# EXERCISE PROMPT
Transcribe the listing in full, excluding any pictures.

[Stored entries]

-- Begin --

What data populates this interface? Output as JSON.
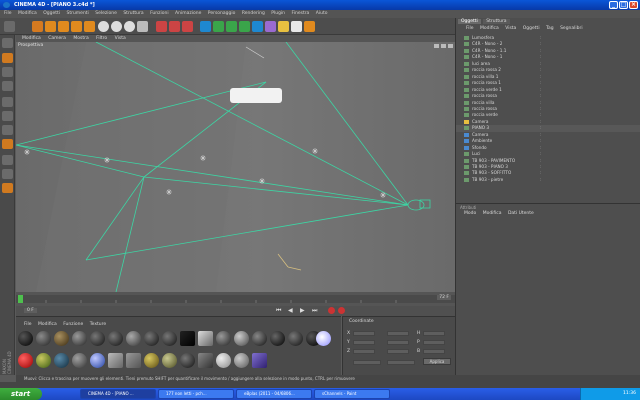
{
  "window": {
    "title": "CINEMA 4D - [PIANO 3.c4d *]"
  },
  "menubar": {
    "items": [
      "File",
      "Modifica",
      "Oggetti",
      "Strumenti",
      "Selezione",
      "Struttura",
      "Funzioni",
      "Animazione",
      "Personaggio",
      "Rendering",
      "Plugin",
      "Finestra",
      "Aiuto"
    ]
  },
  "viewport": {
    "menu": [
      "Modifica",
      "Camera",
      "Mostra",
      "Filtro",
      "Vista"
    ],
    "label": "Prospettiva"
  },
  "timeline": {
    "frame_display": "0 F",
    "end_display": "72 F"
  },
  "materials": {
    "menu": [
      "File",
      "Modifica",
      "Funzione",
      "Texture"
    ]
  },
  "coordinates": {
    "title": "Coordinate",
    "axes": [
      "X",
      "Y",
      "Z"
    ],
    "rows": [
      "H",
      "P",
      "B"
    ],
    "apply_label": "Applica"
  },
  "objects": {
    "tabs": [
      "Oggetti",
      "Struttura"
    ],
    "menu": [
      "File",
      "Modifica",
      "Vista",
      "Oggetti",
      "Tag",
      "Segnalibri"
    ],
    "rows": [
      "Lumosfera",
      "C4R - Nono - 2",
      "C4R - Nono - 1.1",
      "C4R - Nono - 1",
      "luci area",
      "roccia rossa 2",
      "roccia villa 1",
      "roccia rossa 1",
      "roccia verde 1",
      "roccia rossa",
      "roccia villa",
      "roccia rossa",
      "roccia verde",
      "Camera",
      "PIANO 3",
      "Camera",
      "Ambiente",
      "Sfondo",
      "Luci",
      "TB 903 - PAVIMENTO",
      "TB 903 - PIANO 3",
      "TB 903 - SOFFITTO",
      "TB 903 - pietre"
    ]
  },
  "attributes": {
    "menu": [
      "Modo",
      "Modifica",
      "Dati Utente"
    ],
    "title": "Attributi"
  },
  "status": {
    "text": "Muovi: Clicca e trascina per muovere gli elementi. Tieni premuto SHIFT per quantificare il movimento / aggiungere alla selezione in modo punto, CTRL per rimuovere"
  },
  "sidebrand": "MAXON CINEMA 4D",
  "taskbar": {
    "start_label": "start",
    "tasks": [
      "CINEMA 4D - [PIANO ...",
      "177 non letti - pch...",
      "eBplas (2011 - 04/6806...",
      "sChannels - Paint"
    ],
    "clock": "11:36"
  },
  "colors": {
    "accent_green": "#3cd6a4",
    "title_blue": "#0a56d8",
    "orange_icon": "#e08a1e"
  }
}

-- End --

# WRITTEN REPLY
What data populates this interface? Output as JSON.
{
  "window": {
    "title": "CINEMA 4D - [PIANO 3.c4d *]"
  },
  "menubar": {
    "items": [
      "File",
      "Modifica",
      "Oggetti",
      "Strumenti",
      "Selezione",
      "Struttura",
      "Funzioni",
      "Animazione",
      "Personaggio",
      "Rendering",
      "Plugin",
      "Finestra",
      "Aiuto"
    ]
  },
  "viewport": {
    "menu": [
      "Modifica",
      "Camera",
      "Mostra",
      "Filtro",
      "Vista"
    ],
    "label": "Prospettiva"
  },
  "timeline": {
    "frame_display": "0 F",
    "end_display": "72 F"
  },
  "materials": {
    "menu": [
      "File",
      "Modifica",
      "Funzione",
      "Texture"
    ]
  },
  "coordinates": {
    "title": "Coordinate",
    "axes": [
      "X",
      "Y",
      "Z"
    ],
    "rows": [
      "H",
      "P",
      "B"
    ],
    "apply_label": "Applica"
  },
  "objects": {
    "tabs": [
      "Oggetti",
      "Struttura"
    ],
    "menu": [
      "File",
      "Modifica",
      "Vista",
      "Oggetti",
      "Tag",
      "Segnalibri"
    ],
    "rows": [
      "Lumosfera",
      "C4R - Nono - 2",
      "C4R - Nono - 1.1",
      "C4R - Nono - 1",
      "luci area",
      "roccia rossa 2",
      "roccia villa 1",
      "roccia rossa 1",
      "roccia verde 1",
      "roccia rossa",
      "roccia villa",
      "roccia rossa",
      "roccia verde",
      "Camera",
      "PIANO 3",
      "Camera",
      "Ambiente",
      "Sfondo",
      "Luci",
      "TB 903 - PAVIMENTO",
      "TB 903 - PIANO 3",
      "TB 903 - SOFFITTO",
      "TB 903 - pietre"
    ]
  },
  "attributes": {
    "menu": [
      "Modo",
      "Modifica",
      "Dati Utente"
    ],
    "title": "Attributi"
  },
  "status": {
    "text": "Muovi: Clicca e trascina per muovere gli elementi. Tieni premuto SHIFT per quantificare il movimento / aggiungere alla selezione in modo punto, CTRL per rimuovere"
  },
  "sidebrand": "MAXON CINEMA 4D",
  "taskbar": {
    "start_label": "start",
    "tasks": [
      "CINEMA 4D - [PIANO ...",
      "177 non letti - pch...",
      "eBplas (2011 - 04/6806...",
      "sChannels - Paint"
    ],
    "clock": "11:36"
  },
  "colors": {
    "accent_green": "#3cd6a4",
    "title_blue": "#0a56d8",
    "orange_icon": "#e08a1e"
  }
}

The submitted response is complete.